- **Do this**: Go through the listing below and list every line with "Малина".

Records from a data source:
· · · · · · ·
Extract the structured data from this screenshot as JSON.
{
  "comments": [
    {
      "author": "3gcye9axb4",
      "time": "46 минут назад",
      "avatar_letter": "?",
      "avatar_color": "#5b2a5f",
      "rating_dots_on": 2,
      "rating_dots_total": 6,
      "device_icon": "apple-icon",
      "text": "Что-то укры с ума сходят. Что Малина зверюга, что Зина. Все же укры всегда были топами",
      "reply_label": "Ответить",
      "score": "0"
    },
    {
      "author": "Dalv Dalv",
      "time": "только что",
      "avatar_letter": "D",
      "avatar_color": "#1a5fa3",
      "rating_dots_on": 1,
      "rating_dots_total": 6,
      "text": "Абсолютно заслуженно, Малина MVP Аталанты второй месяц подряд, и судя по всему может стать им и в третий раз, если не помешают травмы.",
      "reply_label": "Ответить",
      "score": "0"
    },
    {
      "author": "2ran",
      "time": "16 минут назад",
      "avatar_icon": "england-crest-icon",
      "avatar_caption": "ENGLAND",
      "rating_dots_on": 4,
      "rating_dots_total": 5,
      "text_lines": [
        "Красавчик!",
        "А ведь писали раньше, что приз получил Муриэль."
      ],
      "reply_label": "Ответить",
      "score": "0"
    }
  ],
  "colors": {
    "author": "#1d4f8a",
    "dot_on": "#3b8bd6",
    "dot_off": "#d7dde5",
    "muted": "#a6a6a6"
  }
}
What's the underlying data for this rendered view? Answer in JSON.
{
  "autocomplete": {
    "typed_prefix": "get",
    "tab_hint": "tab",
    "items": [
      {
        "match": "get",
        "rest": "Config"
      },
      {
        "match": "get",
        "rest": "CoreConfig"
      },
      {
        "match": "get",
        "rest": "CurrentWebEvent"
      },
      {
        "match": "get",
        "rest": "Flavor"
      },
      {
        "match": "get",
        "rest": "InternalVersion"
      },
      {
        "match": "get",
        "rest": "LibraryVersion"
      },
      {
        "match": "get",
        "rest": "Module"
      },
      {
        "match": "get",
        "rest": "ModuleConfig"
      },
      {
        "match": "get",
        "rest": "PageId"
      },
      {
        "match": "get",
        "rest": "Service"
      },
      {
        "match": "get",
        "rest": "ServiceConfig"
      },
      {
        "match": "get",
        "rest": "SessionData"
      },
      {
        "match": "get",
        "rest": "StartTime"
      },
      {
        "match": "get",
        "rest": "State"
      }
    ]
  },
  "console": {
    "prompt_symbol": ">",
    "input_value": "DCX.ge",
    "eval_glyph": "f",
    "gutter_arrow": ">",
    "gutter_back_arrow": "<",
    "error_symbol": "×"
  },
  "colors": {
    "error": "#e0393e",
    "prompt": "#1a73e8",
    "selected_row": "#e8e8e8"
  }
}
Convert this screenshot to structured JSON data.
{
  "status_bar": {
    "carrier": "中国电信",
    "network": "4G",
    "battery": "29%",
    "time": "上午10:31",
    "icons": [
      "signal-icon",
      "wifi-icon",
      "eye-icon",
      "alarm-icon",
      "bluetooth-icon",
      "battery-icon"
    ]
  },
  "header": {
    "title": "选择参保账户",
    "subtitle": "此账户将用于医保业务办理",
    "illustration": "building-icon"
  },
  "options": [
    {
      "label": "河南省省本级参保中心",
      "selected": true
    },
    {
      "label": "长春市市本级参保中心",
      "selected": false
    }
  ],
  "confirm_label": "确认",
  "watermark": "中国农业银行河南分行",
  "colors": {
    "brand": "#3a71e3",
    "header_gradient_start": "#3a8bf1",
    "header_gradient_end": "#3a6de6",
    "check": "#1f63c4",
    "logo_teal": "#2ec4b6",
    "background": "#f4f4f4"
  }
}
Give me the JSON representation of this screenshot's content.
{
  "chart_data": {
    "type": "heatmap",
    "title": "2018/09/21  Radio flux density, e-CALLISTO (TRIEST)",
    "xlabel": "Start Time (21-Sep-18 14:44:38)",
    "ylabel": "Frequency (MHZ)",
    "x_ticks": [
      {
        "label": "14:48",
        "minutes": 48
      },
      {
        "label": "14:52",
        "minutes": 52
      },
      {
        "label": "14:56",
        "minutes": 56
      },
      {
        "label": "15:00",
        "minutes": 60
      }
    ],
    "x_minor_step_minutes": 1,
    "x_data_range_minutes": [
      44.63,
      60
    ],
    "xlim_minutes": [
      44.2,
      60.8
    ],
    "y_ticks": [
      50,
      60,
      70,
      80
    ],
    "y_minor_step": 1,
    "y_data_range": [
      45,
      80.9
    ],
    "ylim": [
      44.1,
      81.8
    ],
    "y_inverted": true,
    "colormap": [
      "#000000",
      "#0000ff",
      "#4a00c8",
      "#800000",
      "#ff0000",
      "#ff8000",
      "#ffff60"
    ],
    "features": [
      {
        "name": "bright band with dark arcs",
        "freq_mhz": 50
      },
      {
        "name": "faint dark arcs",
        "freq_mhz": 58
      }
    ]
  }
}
· · · · · · ·
- **Output below**:
      "text": "Что-то укры с ума сходят. Что Малина зверюга, что Зина. Все же укры всегда были топами",
      "text": "Абсолютно заслуженно, Малина MVP Аталанты второй месяц подряд, и судя по всему может стать им и в третий раз, если не помешают травмы.",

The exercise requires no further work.